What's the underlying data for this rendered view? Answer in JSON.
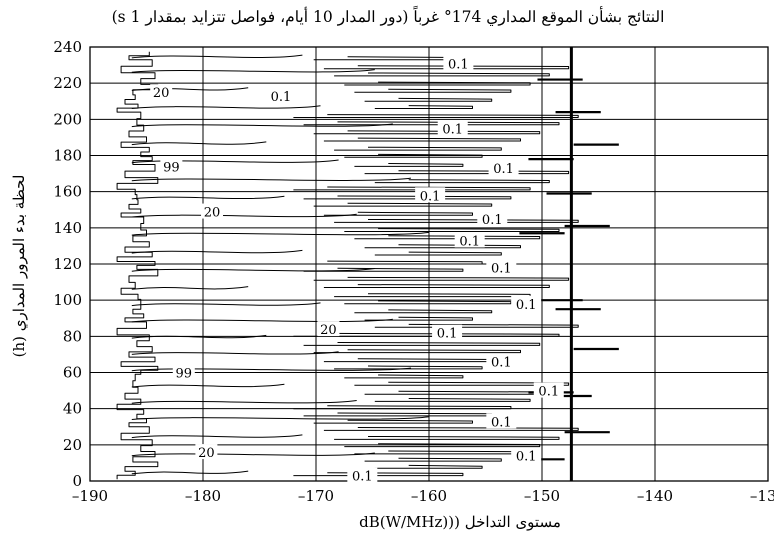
{
  "chart_data": {
    "type": "line",
    "title": "النتائج بشأن الموقع المداري 174° غرباً (دور المدار 10 أيام، فواصل تتزايد بمقدار 1 s)",
    "xlabel": "مستوى التداخل ((dB(W/MHz)",
    "ylabel": "لحظة بدء المرور المداري (h)",
    "xlim": [
      -190,
      -130
    ],
    "ylim": [
      0,
      240
    ],
    "xticks": [
      -190,
      -180,
      -170,
      -160,
      -150,
      -140,
      -130
    ],
    "yticks": [
      0,
      20,
      40,
      60,
      80,
      100,
      120,
      140,
      160,
      180,
      200,
      220,
      240
    ],
    "xtick_labels": [
      "–190",
      "–180",
      "–170",
      "–160",
      "–150",
      "–140",
      "–130"
    ],
    "ytick_labels": [
      "0",
      "20",
      "40",
      "60",
      "80",
      "100",
      "120",
      "140",
      "160",
      "180",
      "200",
      "220",
      "240"
    ],
    "grid": true,
    "threshold_line": {
      "x": -147.4
    },
    "contour_levels": [
      "99",
      "20",
      "0.1"
    ],
    "contour_labels": [
      {
        "text": "0.1",
        "x": -157.4,
        "y": 231
      },
      {
        "text": "0.1",
        "x": -173.1,
        "y": 213
      },
      {
        "text": "20",
        "x": -183.7,
        "y": 215
      },
      {
        "text": "0.1",
        "x": -157.9,
        "y": 195
      },
      {
        "text": "99",
        "x": -182.8,
        "y": 174
      },
      {
        "text": "0.1",
        "x": -153.4,
        "y": 173
      },
      {
        "text": "0.1",
        "x": -159.9,
        "y": 158
      },
      {
        "text": "20",
        "x": -179.2,
        "y": 149
      },
      {
        "text": "0.1",
        "x": -154.4,
        "y": 145
      },
      {
        "text": "0.1",
        "x": -156.4,
        "y": 133
      },
      {
        "text": "0.1",
        "x": -153.6,
        "y": 118
      },
      {
        "text": "0.1",
        "x": -151.4,
        "y": 98
      },
      {
        "text": "20",
        "x": -168.9,
        "y": 84
      },
      {
        "text": "0.1",
        "x": -158.4,
        "y": 82
      },
      {
        "text": "0.1",
        "x": -153.6,
        "y": 66
      },
      {
        "text": "99",
        "x": -181.7,
        "y": 60
      },
      {
        "text": "0.1",
        "x": -149.4,
        "y": 50
      },
      {
        "text": "0.1",
        "x": -153.6,
        "y": 33
      },
      {
        "text": "20",
        "x": -179.7,
        "y": 16
      },
      {
        "text": "0.1",
        "x": -151.4,
        "y": 14
      },
      {
        "text": "0.1",
        "x": -165.9,
        "y": 3
      }
    ]
  }
}
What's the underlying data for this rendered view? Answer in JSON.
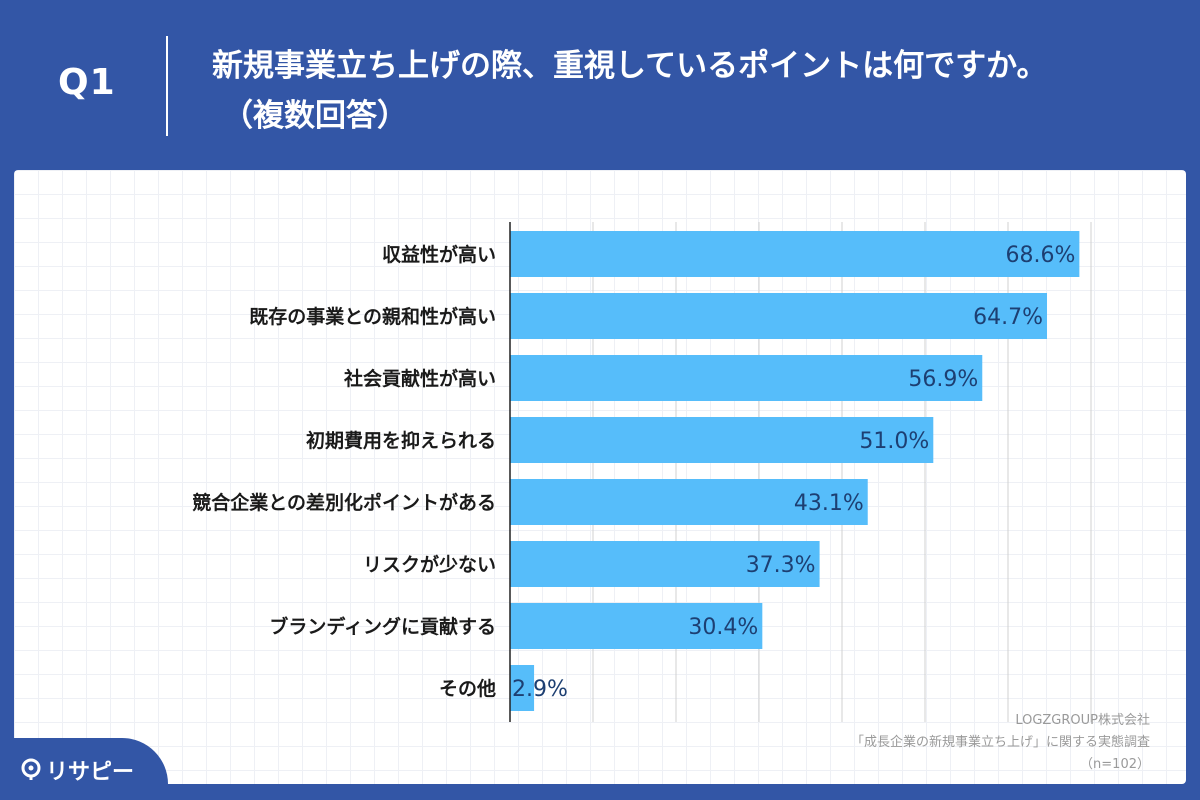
{
  "header": {
    "q_label": "Q1",
    "question_line1": "新規事業立ち上げの際、重視しているポイントは何ですか。",
    "question_line2": "（複数回答）"
  },
  "chart_data": {
    "type": "bar",
    "orientation": "horizontal",
    "categories": [
      "収益性が高い",
      "既存の事業との親和性が高い",
      "社会貢献性が高い",
      "初期費用を抑えられる",
      "競合企業との差別化ポイントがある",
      "リスクが少ない",
      "ブランディングに貢献する",
      "その他"
    ],
    "values": [
      68.6,
      64.7,
      56.9,
      51.0,
      43.1,
      37.3,
      30.4,
      2.9
    ],
    "value_labels": [
      "68.6%",
      "64.7%",
      "56.9%",
      "51.0%",
      "43.1%",
      "37.3%",
      "30.4%",
      "2.9%"
    ],
    "xlim": [
      0,
      70
    ],
    "grid": true,
    "bar_color": "#56bdfa",
    "value_label_color": "#1d3f72"
  },
  "source": {
    "line1": "LOGZGROUP株式会社",
    "line2": "「成長企業の新規事業立ち上げ」に関する実態調査",
    "line3": "（n=102）"
  },
  "brand": {
    "logo_text": "リサピー"
  },
  "colors": {
    "header_bg": "#3356a6",
    "panel_bg": "#ffffff",
    "bar": "#56bdfa"
  }
}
□ □ □ □
__Given instruction__.
Reproduce the full listing faithfully, but do not carry over any pictures.

__Task result__.
What's the underlying data for this rendered view? Answer in JSON.
{
  "chart_data": {
    "type": "line",
    "title": "النتائج بشأن الموقع المداري 174° غرباً (دور المدار 10 أيام، فواصل تتزايد بمقدار 1 s)",
    "xlabel": "مستوى التداخل ((dB(W/MHz)",
    "ylabel": "لحظة بدء المرور المداري (h)",
    "xlim": [
      -190,
      -130
    ],
    "ylim": [
      0,
      240
    ],
    "xticks": [
      -190,
      -180,
      -170,
      -160,
      -150,
      -140,
      -130
    ],
    "yticks": [
      0,
      20,
      40,
      60,
      80,
      100,
      120,
      140,
      160,
      180,
      200,
      220,
      240
    ],
    "xtick_labels": [
      "–190",
      "–180",
      "–170",
      "–160",
      "–150",
      "–140",
      "–130"
    ],
    "ytick_labels": [
      "0",
      "20",
      "40",
      "60",
      "80",
      "100",
      "120",
      "140",
      "160",
      "180",
      "200",
      "220",
      "240"
    ],
    "grid": true,
    "threshold_line": {
      "x": -147.4
    },
    "contour_levels": [
      "99",
      "20",
      "0.1"
    ],
    "contour_labels": [
      {
        "text": "0.1",
        "x": -157.4,
        "y": 231
      },
      {
        "text": "0.1",
        "x": -173.1,
        "y": 213
      },
      {
        "text": "20",
        "x": -183.7,
        "y": 215
      },
      {
        "text": "0.1",
        "x": -157.9,
        "y": 195
      },
      {
        "text": "99",
        "x": -182.8,
        "y": 174
      },
      {
        "text": "0.1",
        "x": -153.4,
        "y": 173
      },
      {
        "text": "0.1",
        "x": -159.9,
        "y": 158
      },
      {
        "text": "20",
        "x": -179.2,
        "y": 149
      },
      {
        "text": "0.1",
        "x": -154.4,
        "y": 145
      },
      {
        "text": "0.1",
        "x": -156.4,
        "y": 133
      },
      {
        "text": "0.1",
        "x": -153.6,
        "y": 118
      },
      {
        "text": "0.1",
        "x": -151.4,
        "y": 98
      },
      {
        "text": "20",
        "x": -168.9,
        "y": 84
      },
      {
        "text": "0.1",
        "x": -158.4,
        "y": 82
      },
      {
        "text": "0.1",
        "x": -153.6,
        "y": 66
      },
      {
        "text": "99",
        "x": -181.7,
        "y": 60
      },
      {
        "text": "0.1",
        "x": -149.4,
        "y": 50
      },
      {
        "text": "0.1",
        "x": -153.6,
        "y": 33
      },
      {
        "text": "20",
        "x": -179.7,
        "y": 16
      },
      {
        "text": "0.1",
        "x": -151.4,
        "y": 14
      },
      {
        "text": "0.1",
        "x": -165.9,
        "y": 3
      }
    ]
  }
}
What's the underlying data for this rendered view? Answer in JSON.
{
  "header": {
    "q_label": "Q1",
    "question_line1": "新規事業立ち上げの際、重視しているポイントは何ですか。",
    "question_line2": "（複数回答）"
  },
  "chart_data": {
    "type": "bar",
    "orientation": "horizontal",
    "categories": [
      "収益性が高い",
      "既存の事業との親和性が高い",
      "社会貢献性が高い",
      "初期費用を抑えられる",
      "競合企業との差別化ポイントがある",
      "リスクが少ない",
      "ブランディングに貢献する",
      "その他"
    ],
    "values": [
      68.6,
      64.7,
      56.9,
      51.0,
      43.1,
      37.3,
      30.4,
      2.9
    ],
    "value_labels": [
      "68.6%",
      "64.7%",
      "56.9%",
      "51.0%",
      "43.1%",
      "37.3%",
      "30.4%",
      "2.9%"
    ],
    "xlim": [
      0,
      70
    ],
    "grid": true,
    "bar_color": "#56bdfa",
    "value_label_color": "#1d3f72"
  },
  "source": {
    "line1": "LOGZGROUP株式会社",
    "line2": "「成長企業の新規事業立ち上げ」に関する実態調査",
    "line3": "（n=102）"
  },
  "brand": {
    "logo_text": "リサピー"
  },
  "colors": {
    "header_bg": "#3356a6",
    "panel_bg": "#ffffff",
    "bar": "#56bdfa"
  }
}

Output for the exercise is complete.